* begin SUPPLIED MATERIAL *

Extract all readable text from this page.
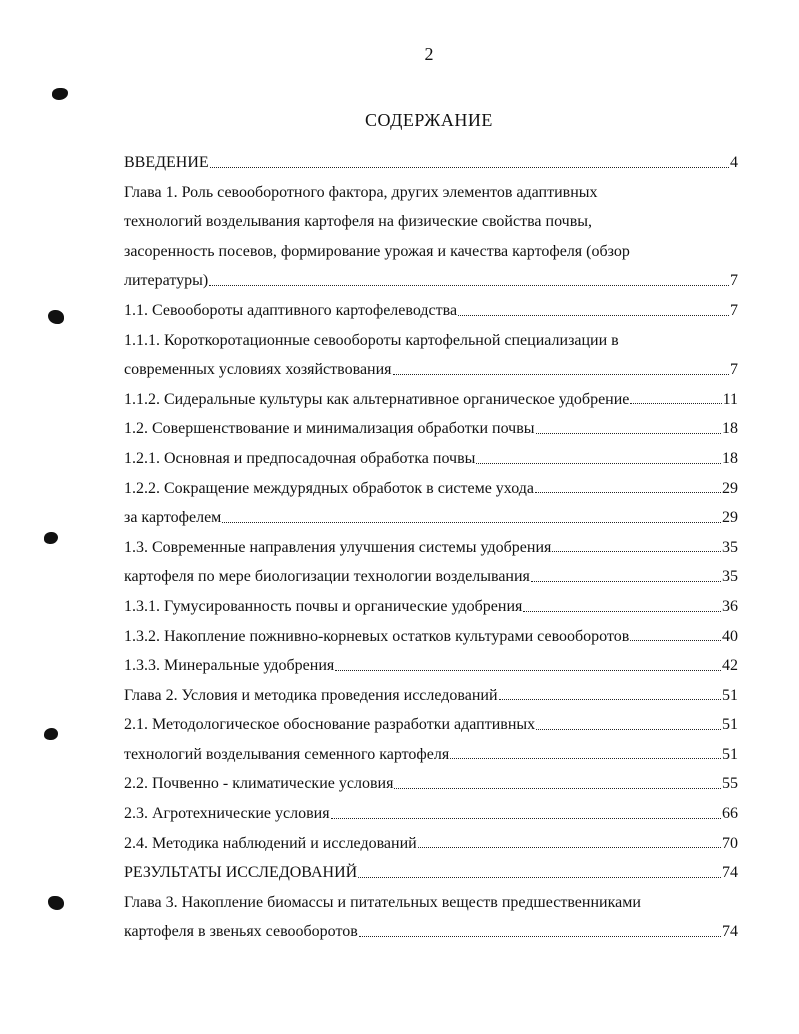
2
СОДЕРЖАНИЕ
ВВЕДЕНИЕ	4
Глава 1. Роль севооборотного фактора, других элементов адаптивных
технологий возделывания картофеля на физические свойства почвы,
засоренность посевов, формирование урожая и качества картофеля (обзор
литературы)	7
1.1. Севообороты адаптивного картофелеводства	7
1.1.1. Короткоротационные севообороты картофельной специализации в
современных условиях хозяйствования	7
1.1.2. Сидеральные культуры как альтернативное органическое удобрение	11
1.2. Совершенствование и минимализация обработки почвы	18
1.2.1. Основная и предпосадочная обработка почвы	18
1.2.2. Сокращение междурядных обработок в системе ухода	29
за картофелем	29
1.3. Современные направления улучшения системы удобрения	35
картофеля по мере биологизации технологии возделывания	35
1.3.1. Гумусированность почвы и органические удобрения	36
1.3.2. Накопление пожнивно-корневых остатков культурами севооборотов	40
1.3.3. Минеральные удобрения	42
Глава 2. Условия и методика проведения исследований	51
2.1. Методологическое обоснование разработки адаптивных	51
технологий возделывания семенного картофеля	51
2.2. Почвенно - климатические условия	55
2.3. Агротехнические условия	66
2.4. Методика наблюдений и исследований	70
РЕЗУЛЬТАТЫ ИССЛЕДОВАНИЙ	74
Глава 3. Накопление биомассы и питательных веществ предшественниками
картофеля в звеньях севооборотов	74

* end SUPPLIED MATERIAL *

TASK STATEMENT: From the entries above, copy every line containing the word "возделывания".

WRITTEN RESPONSE:
технологий возделывания картофеля на физические свойства почвы,
картофеля по мере биологизации технологии возделывания	35
технологий возделывания семенного картофеля	51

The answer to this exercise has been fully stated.